Lines that contain the string "Ganjil" are to be copied; leave out all others.
· · · · ·
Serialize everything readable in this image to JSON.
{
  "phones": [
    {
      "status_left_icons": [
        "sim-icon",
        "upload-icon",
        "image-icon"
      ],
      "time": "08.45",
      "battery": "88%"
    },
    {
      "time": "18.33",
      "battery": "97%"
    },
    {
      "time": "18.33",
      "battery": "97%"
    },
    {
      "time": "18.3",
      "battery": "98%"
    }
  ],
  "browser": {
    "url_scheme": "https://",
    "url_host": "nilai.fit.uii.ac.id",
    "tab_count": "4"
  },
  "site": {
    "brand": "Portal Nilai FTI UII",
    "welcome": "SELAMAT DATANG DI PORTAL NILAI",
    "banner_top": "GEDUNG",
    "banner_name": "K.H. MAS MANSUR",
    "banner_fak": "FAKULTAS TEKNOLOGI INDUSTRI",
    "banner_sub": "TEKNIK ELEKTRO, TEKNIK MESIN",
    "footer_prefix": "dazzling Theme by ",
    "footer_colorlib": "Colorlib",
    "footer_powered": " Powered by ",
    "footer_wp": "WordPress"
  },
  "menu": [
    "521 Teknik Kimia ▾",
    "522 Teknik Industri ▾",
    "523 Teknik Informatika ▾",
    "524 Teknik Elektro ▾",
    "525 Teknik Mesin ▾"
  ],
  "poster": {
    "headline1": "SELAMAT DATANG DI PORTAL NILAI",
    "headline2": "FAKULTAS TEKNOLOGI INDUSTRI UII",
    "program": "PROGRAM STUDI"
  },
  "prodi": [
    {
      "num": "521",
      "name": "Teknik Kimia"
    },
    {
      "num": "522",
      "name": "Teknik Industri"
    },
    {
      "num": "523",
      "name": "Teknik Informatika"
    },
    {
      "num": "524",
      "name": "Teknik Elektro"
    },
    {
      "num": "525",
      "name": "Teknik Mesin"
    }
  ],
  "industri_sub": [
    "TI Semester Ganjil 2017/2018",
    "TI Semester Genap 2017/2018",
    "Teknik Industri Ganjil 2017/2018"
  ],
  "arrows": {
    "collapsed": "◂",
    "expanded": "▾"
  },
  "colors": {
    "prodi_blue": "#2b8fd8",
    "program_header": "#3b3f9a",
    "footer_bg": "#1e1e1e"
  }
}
· · · · ·
Written solution ->
    "TI Semester Ganjil 2017/2018",
    "Teknik Industri Ganjil 2017/2018"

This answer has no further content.